(Dataset items)
# # #
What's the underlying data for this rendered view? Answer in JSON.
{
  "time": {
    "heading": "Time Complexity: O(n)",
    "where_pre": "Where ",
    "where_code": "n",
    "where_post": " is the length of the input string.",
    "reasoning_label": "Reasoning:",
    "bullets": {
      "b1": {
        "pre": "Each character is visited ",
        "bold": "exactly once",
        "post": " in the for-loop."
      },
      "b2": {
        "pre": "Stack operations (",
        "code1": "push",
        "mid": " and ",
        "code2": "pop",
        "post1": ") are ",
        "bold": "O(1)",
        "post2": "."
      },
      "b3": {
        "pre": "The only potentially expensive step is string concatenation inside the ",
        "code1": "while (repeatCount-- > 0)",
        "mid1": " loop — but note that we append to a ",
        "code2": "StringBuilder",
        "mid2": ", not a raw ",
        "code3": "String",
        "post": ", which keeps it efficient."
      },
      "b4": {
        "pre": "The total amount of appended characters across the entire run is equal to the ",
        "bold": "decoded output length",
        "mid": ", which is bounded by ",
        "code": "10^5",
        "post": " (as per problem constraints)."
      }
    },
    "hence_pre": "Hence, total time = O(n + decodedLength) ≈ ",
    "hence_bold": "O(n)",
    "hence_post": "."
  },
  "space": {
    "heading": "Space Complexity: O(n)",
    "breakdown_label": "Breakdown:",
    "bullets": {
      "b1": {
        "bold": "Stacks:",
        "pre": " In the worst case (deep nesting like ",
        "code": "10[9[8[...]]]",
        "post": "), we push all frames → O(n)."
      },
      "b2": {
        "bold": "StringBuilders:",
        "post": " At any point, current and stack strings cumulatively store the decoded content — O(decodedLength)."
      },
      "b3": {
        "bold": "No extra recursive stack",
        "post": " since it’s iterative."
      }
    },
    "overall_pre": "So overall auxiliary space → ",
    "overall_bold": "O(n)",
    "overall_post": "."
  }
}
# # #
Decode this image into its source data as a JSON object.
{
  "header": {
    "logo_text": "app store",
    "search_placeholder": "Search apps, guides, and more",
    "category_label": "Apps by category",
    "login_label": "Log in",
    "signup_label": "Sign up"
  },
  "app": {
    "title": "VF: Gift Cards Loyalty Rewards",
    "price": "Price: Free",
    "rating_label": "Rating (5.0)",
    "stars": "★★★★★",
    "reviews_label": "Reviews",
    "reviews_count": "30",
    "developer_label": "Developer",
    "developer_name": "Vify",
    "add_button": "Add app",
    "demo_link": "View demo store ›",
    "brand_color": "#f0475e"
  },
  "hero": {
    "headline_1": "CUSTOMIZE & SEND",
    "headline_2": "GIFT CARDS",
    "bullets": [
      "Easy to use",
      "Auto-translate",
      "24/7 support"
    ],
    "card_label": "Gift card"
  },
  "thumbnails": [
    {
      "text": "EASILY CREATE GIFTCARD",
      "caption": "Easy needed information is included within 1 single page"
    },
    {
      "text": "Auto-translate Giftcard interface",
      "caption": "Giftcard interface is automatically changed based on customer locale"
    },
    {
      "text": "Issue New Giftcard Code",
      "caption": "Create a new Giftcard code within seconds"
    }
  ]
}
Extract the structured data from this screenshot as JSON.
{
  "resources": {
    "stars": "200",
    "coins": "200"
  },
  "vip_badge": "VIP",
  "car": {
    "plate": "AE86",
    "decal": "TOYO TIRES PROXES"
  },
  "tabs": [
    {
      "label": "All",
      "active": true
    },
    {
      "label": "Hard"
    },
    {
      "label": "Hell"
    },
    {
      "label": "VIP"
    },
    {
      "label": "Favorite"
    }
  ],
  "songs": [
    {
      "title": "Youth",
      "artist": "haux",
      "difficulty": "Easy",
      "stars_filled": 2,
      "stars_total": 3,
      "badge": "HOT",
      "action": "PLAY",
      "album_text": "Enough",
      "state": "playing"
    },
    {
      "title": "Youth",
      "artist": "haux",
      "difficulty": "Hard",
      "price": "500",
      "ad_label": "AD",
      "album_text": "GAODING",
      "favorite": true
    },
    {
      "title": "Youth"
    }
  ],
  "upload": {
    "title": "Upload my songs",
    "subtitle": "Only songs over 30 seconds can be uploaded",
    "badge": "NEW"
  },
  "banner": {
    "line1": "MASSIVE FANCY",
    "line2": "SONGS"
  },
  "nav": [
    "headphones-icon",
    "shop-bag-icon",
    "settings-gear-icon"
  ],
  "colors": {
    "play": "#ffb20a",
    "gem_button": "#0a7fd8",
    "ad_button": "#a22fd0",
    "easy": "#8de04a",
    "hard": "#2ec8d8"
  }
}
# # #
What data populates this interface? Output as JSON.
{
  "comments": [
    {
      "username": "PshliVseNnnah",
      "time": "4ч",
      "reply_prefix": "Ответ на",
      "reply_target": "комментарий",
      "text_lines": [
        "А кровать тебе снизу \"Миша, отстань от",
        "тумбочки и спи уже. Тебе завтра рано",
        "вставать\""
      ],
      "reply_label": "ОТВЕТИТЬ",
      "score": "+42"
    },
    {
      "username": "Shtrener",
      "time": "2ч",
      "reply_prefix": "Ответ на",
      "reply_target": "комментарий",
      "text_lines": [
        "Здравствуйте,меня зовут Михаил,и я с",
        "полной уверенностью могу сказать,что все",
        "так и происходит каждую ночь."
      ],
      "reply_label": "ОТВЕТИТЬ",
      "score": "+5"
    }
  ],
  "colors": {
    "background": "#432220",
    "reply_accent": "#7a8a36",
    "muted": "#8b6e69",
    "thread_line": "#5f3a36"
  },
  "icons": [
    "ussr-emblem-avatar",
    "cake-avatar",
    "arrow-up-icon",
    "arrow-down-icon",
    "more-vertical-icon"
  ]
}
# # #
▸ TASK DIRECTIONS
Using the records above, pull out each line where the word "seconds" occurs.

▸ TASK SOLUTION
      "caption": "Create a new Giftcard code within seconds"
    "subtitle": "Only songs over 30 seconds can be uploaded",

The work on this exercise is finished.